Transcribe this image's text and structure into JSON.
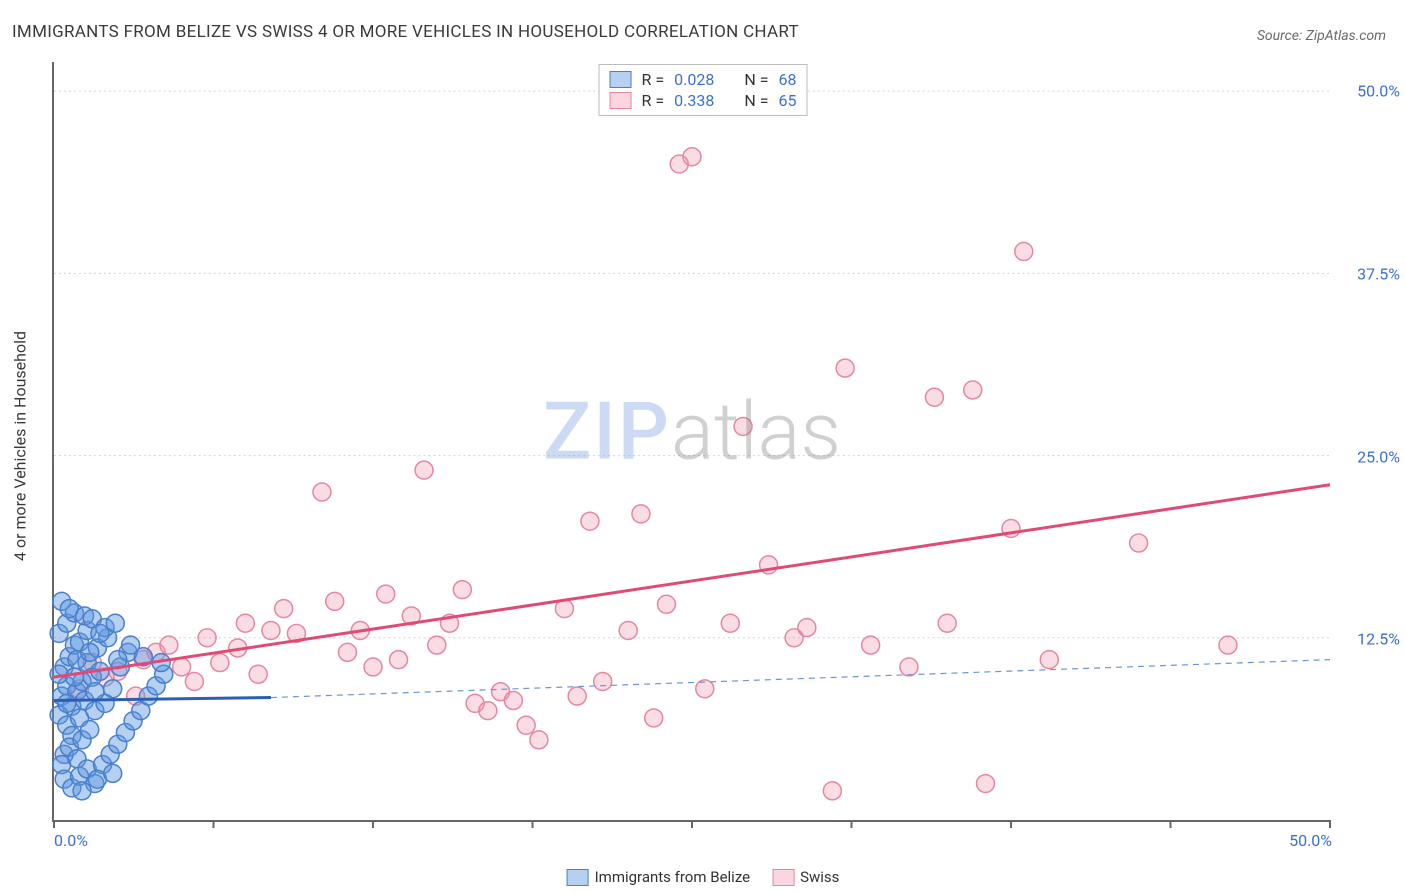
{
  "title": "IMMIGRANTS FROM BELIZE VS SWISS 4 OR MORE VEHICLES IN HOUSEHOLD CORRELATION CHART",
  "source": "Source: ZipAtlas.com",
  "y_axis_label": "4 or more Vehicles in Household",
  "watermark_zip": "ZIP",
  "watermark_atlas": "atlas",
  "chart": {
    "type": "scatter",
    "xlim": [
      0,
      50
    ],
    "ylim": [
      0,
      52
    ],
    "x_tick_positions": [
      0,
      6.25,
      12.5,
      18.75,
      25,
      31.25,
      37.5,
      43.75,
      50
    ],
    "x_tick_labels": {
      "0": "0.0%",
      "50": "50.0%"
    },
    "y_gridlines": [
      12.5,
      25,
      37.5,
      50
    ],
    "y_tick_labels": {
      "12.5": "12.5%",
      "25": "25.0%",
      "37.5": "37.5%",
      "50": "50.0%"
    },
    "background_color": "#ffffff",
    "grid_color": "#d3d3d3",
    "marker_radius": 9,
    "series": [
      {
        "name": "Immigrants from Belize",
        "color_fill": "rgba(93,151,227,0.45)",
        "color_stroke": "#4a7fc9",
        "r_value": "0.028",
        "n_value": "68",
        "trend": {
          "x1": 0,
          "y1": 8.2,
          "x2": 8.5,
          "y2": 8.4,
          "dash_to_x": 50,
          "dash_to_y": 11.0
        },
        "points": [
          [
            0.3,
            8.5
          ],
          [
            0.5,
            9.2
          ],
          [
            0.7,
            7.8
          ],
          [
            0.4,
            10.5
          ],
          [
            0.6,
            11.2
          ],
          [
            0.8,
            12.0
          ],
          [
            0.2,
            7.2
          ],
          [
            0.9,
            8.8
          ],
          [
            1.1,
            9.5
          ],
          [
            1.3,
            10.8
          ],
          [
            0.5,
            6.5
          ],
          [
            0.7,
            5.8
          ],
          [
            1.0,
            7.0
          ],
          [
            1.2,
            8.2
          ],
          [
            1.5,
            9.8
          ],
          [
            1.8,
            10.2
          ],
          [
            0.4,
            4.5
          ],
          [
            0.6,
            5.0
          ],
          [
            0.3,
            3.8
          ],
          [
            0.9,
            4.2
          ],
          [
            1.1,
            5.5
          ],
          [
            1.4,
            6.2
          ],
          [
            1.6,
            7.5
          ],
          [
            2.0,
            8.0
          ],
          [
            2.3,
            9.0
          ],
          [
            2.6,
            10.5
          ],
          [
            2.9,
            11.5
          ],
          [
            0.2,
            12.8
          ],
          [
            0.5,
            13.5
          ],
          [
            0.8,
            14.2
          ],
          [
            1.0,
            12.2
          ],
          [
            1.3,
            13.0
          ],
          [
            1.7,
            11.8
          ],
          [
            2.1,
            12.5
          ],
          [
            2.5,
            11.0
          ],
          [
            0.4,
            2.8
          ],
          [
            0.7,
            2.2
          ],
          [
            1.0,
            3.0
          ],
          [
            1.3,
            3.5
          ],
          [
            1.6,
            2.5
          ],
          [
            1.9,
            3.8
          ],
          [
            2.2,
            4.5
          ],
          [
            2.5,
            5.2
          ],
          [
            2.8,
            6.0
          ],
          [
            3.1,
            6.8
          ],
          [
            3.4,
            7.5
          ],
          [
            3.7,
            8.5
          ],
          [
            4.0,
            9.2
          ],
          [
            4.3,
            10.0
          ],
          [
            0.3,
            15.0
          ],
          [
            0.6,
            14.5
          ],
          [
            1.2,
            14.0
          ],
          [
            1.5,
            13.8
          ],
          [
            2.0,
            13.2
          ],
          [
            0.2,
            10.0
          ],
          [
            0.9,
            11.0
          ],
          [
            1.4,
            11.5
          ],
          [
            1.8,
            12.8
          ],
          [
            2.4,
            13.5
          ],
          [
            3.0,
            12.0
          ],
          [
            3.5,
            11.2
          ],
          [
            4.2,
            10.8
          ],
          [
            1.1,
            2.0
          ],
          [
            1.7,
            2.8
          ],
          [
            2.3,
            3.2
          ],
          [
            0.5,
            8.0
          ],
          [
            0.8,
            9.8
          ],
          [
            1.6,
            8.8
          ]
        ]
      },
      {
        "name": "Swiss",
        "color_fill": "rgba(240,140,165,0.30)",
        "color_stroke": "#e5879f",
        "r_value": "0.338",
        "n_value": "65",
        "trend": {
          "x1": 0,
          "y1": 9.8,
          "x2": 50,
          "y2": 23.0
        },
        "points": [
          [
            1.0,
            9.0
          ],
          [
            2.5,
            10.2
          ],
          [
            3.2,
            8.5
          ],
          [
            4.0,
            11.5
          ],
          [
            4.5,
            12.0
          ],
          [
            5.5,
            9.5
          ],
          [
            6.0,
            12.5
          ],
          [
            6.5,
            10.8
          ],
          [
            7.2,
            11.8
          ],
          [
            8.0,
            10.0
          ],
          [
            8.5,
            13.0
          ],
          [
            9.0,
            14.5
          ],
          [
            9.5,
            12.8
          ],
          [
            10.5,
            22.5
          ],
          [
            11.0,
            15.0
          ],
          [
            11.5,
            11.5
          ],
          [
            12.5,
            10.5
          ],
          [
            13.0,
            15.5
          ],
          [
            14.0,
            14.0
          ],
          [
            14.5,
            24.0
          ],
          [
            15.0,
            12.0
          ],
          [
            15.5,
            13.5
          ],
          [
            16.0,
            15.8
          ],
          [
            16.5,
            8.0
          ],
          [
            17.0,
            7.5
          ],
          [
            17.5,
            8.8
          ],
          [
            18.0,
            8.2
          ],
          [
            19.0,
            5.5
          ],
          [
            20.0,
            14.5
          ],
          [
            21.0,
            20.5
          ],
          [
            21.5,
            9.5
          ],
          [
            22.5,
            13.0
          ],
          [
            23.0,
            21.0
          ],
          [
            23.5,
            7.0
          ],
          [
            24.0,
            14.8
          ],
          [
            24.5,
            45.0
          ],
          [
            25.0,
            45.5
          ],
          [
            25.5,
            9.0
          ],
          [
            26.5,
            13.5
          ],
          [
            27.0,
            27.0
          ],
          [
            28.0,
            17.5
          ],
          [
            29.0,
            12.5
          ],
          [
            29.5,
            13.2
          ],
          [
            30.5,
            2.0
          ],
          [
            31.0,
            31.0
          ],
          [
            32.0,
            12.0
          ],
          [
            33.5,
            10.5
          ],
          [
            34.5,
            29.0
          ],
          [
            35.0,
            13.5
          ],
          [
            36.0,
            29.5
          ],
          [
            36.5,
            2.5
          ],
          [
            37.5,
            20.0
          ],
          [
            38.0,
            39.0
          ],
          [
            39.0,
            11.0
          ],
          [
            42.5,
            19.0
          ],
          [
            46.0,
            12.0
          ],
          [
            1.5,
            10.8
          ],
          [
            2.0,
            9.8
          ],
          [
            3.5,
            11.0
          ],
          [
            5.0,
            10.5
          ],
          [
            7.5,
            13.5
          ],
          [
            12.0,
            13.0
          ],
          [
            13.5,
            11.0
          ],
          [
            18.5,
            6.5
          ],
          [
            20.5,
            8.5
          ]
        ]
      }
    ]
  },
  "r_legend": {
    "r_label": "R =",
    "n_label": "N ="
  },
  "bottom_legend": {
    "label1": "Immigrants from Belize",
    "label2": "Swiss"
  }
}
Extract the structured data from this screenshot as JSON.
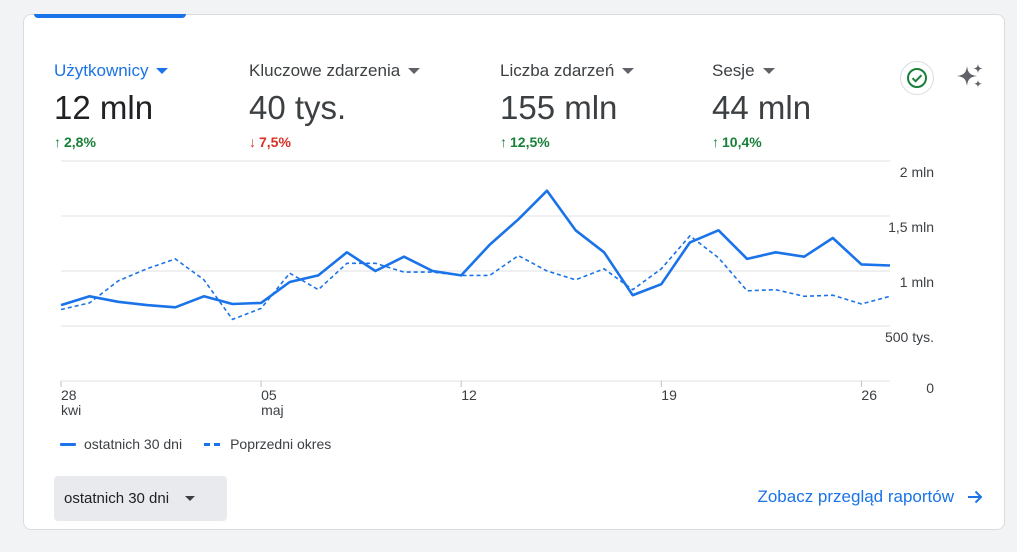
{
  "metrics": [
    {
      "label": "Użytkownicy",
      "value": "12 mln",
      "delta": "2,8%",
      "direction": "up",
      "active": true
    },
    {
      "label": "Kluczowe zdarzenia",
      "value": "40 tys.",
      "delta": "7,5%",
      "direction": "down",
      "active": false
    },
    {
      "label": "Liczba zdarzeń",
      "value": "155 mln",
      "delta": "12,5%",
      "direction": "up",
      "active": false
    },
    {
      "label": "Sesje",
      "value": "44 mln",
      "delta": "10,4%",
      "direction": "up",
      "active": false
    }
  ],
  "icons": {
    "check": "check-circle-icon",
    "sparkle": "sparkle-icon",
    "arrow": "arrow-right-icon"
  },
  "colors": {
    "accent": "#1a73e8",
    "up": "#188038",
    "down": "#d93025"
  },
  "chart_data": {
    "type": "line",
    "ylim": [
      0,
      2000000
    ],
    "y_ticks": [
      {
        "value": 2000000,
        "label": "2 mln"
      },
      {
        "value": 1500000,
        "label": "1,5 mln"
      },
      {
        "value": 1000000,
        "label": "1 mln"
      },
      {
        "value": 500000,
        "label": "500 tys."
      },
      {
        "value": 0,
        "label": "0"
      }
    ],
    "x_ticks": [
      {
        "index": 0,
        "label": "28",
        "sublabel": "kwi"
      },
      {
        "index": 7,
        "label": "05",
        "sublabel": "maj"
      },
      {
        "index": 14,
        "label": "12",
        "sublabel": ""
      },
      {
        "index": 21,
        "label": "19",
        "sublabel": ""
      },
      {
        "index": 28,
        "label": "26",
        "sublabel": ""
      }
    ],
    "grid": true,
    "legend_position": "bottom-left",
    "series": [
      {
        "name": "ostatnich 30 dni",
        "style": "solid",
        "values": [
          690000,
          770000,
          720000,
          690000,
          670000,
          770000,
          700000,
          710000,
          900000,
          960000,
          1170000,
          1000000,
          1130000,
          1000000,
          960000,
          1240000,
          1470000,
          1730000,
          1370000,
          1170000,
          780000,
          880000,
          1260000,
          1370000,
          1110000,
          1170000,
          1130000,
          1300000,
          1060000,
          1050000
        ]
      },
      {
        "name": "Poprzedni okres",
        "style": "dashed",
        "values": [
          650000,
          710000,
          910000,
          1020000,
          1110000,
          920000,
          560000,
          660000,
          980000,
          830000,
          1070000,
          1070000,
          990000,
          990000,
          960000,
          960000,
          1140000,
          1000000,
          920000,
          1020000,
          830000,
          1020000,
          1320000,
          1120000,
          820000,
          830000,
          770000,
          780000,
          700000,
          770000
        ]
      }
    ]
  },
  "period_select": {
    "value": "ostatnich 30 dni"
  },
  "report_link": {
    "label": "Zobacz przegląd raportów"
  }
}
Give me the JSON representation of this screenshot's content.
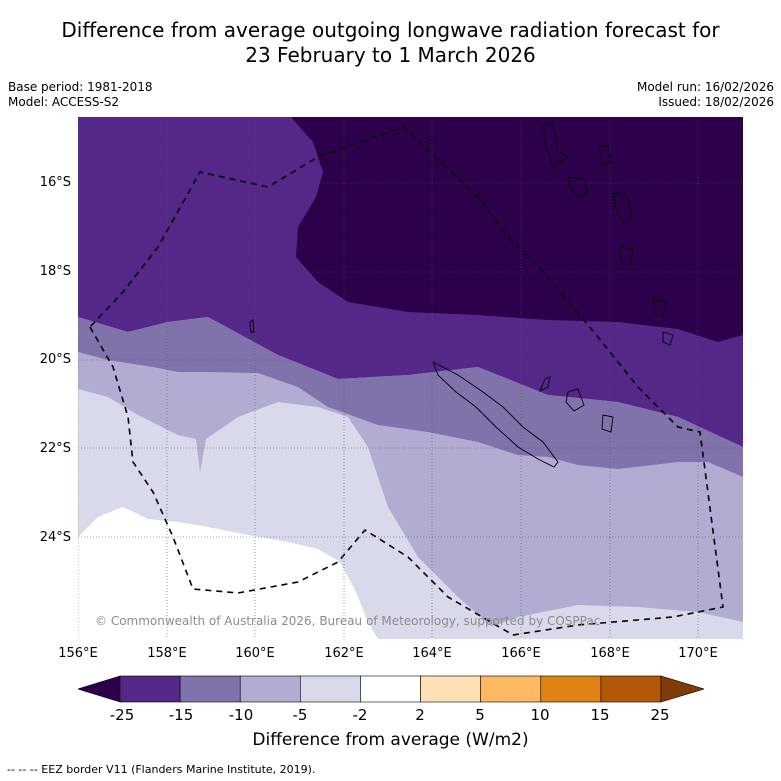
{
  "title_line1": "Difference from average outgoing longwave radiation forecast for",
  "title_line2": "23 February to 1 March 2026",
  "meta_left": {
    "base_period": "Base period: 1981-2018",
    "model": "Model: ACCESS-S2"
  },
  "meta_right": {
    "model_run": "Model run: 16/02/2026",
    "issued": "Issued: 18/02/2026"
  },
  "map": {
    "lat_labels": [
      "16°S",
      "18°S",
      "20°S",
      "22°S",
      "24°S"
    ],
    "lon_labels": [
      "156°E",
      "158°E",
      "160°E",
      "162°E",
      "164°E",
      "166°E",
      "168°E",
      "170°E"
    ],
    "extent": {
      "lon_min": 156,
      "lon_max": 171,
      "lat_min": -26.3,
      "lat_max": -14.5
    },
    "copyright": "© Commonwealth of Australia 2026, Bureau of Meteorology, supported by COSPPac"
  },
  "colorbar": {
    "ticks": [
      "-25",
      "-15",
      "-10",
      "-5",
      "-2",
      "2",
      "5",
      "10",
      "15",
      "25"
    ],
    "colors": [
      "#2d004b",
      "#542788",
      "#8073ac",
      "#b2abd2",
      "#d8daeb",
      "#ffffff",
      "#fee0b6",
      "#fdb863",
      "#e08214",
      "#b35806",
      "#7f3b08"
    ],
    "label": "Difference from average (W/m2)"
  },
  "footer": "--  --  -- EEZ border V11 (Flanders Marine Institute, 2019)."
}
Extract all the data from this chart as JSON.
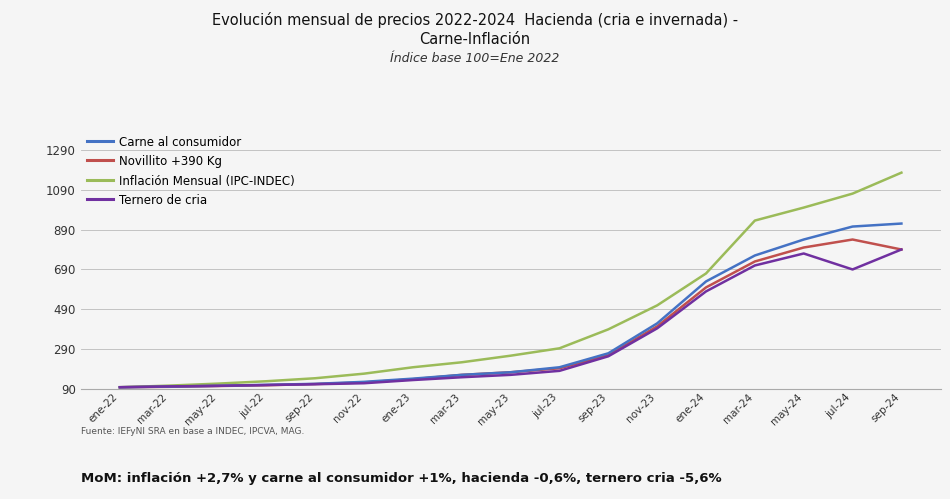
{
  "title_line1": "Evolución mensual de precios 2022-2024  Hacienda (cria e invernada) -",
  "title_line2": "Carne-Inflación",
  "subtitle": "Índice base 100=Ene 2022",
  "source": "Fuente: IEFyNI SRA en base a INDEC, IPCVA, MAG.",
  "footer": "MoM: inflación +2,7% y carne al consumidor +1%, hacienda -0,6%, ternero cria -5,6%",
  "ylim": [
    90,
    1390
  ],
  "yticks": [
    90,
    290,
    490,
    690,
    890,
    1090,
    1290
  ],
  "x_labels": [
    "ene-22",
    "mar-22",
    "may-22",
    "jul-22",
    "sep-22",
    "nov-22",
    "ene-23",
    "mar-23",
    "may-23",
    "jul-23",
    "sep-23",
    "nov-23",
    "ene-24",
    "mar-24",
    "may-24",
    "jul-24",
    "sep-24"
  ],
  "carne": [
    100,
    103,
    107,
    112,
    117,
    127,
    143,
    162,
    175,
    200,
    270,
    420,
    630,
    760,
    840,
    905,
    920
  ],
  "novillito": [
    100,
    102,
    106,
    110,
    116,
    124,
    140,
    162,
    175,
    195,
    260,
    405,
    600,
    730,
    800,
    840,
    790
  ],
  "inflacion": [
    100,
    108,
    118,
    130,
    145,
    168,
    200,
    225,
    258,
    295,
    390,
    510,
    670,
    935,
    1000,
    1070,
    1175
  ],
  "ternero": [
    100,
    104,
    107,
    111,
    115,
    120,
    136,
    150,
    162,
    182,
    255,
    395,
    580,
    710,
    770,
    690,
    790
  ],
  "color_carne": "#4472C4",
  "color_novillito": "#C0504D",
  "color_inflacion": "#9BBB59",
  "color_ternero": "#7030A0",
  "background_color": "#F5F5F5",
  "grid_color": "#BBBBBB",
  "legend_labels": [
    "Carne al consumidor",
    "Novillito +390 Kg",
    "Inflación Mensual (IPC-INDEC)",
    "Ternero de cria"
  ]
}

+ + + +

Task requirements: Work out the count of lines containing the word "JSON", then write only that count.

Complete response: 4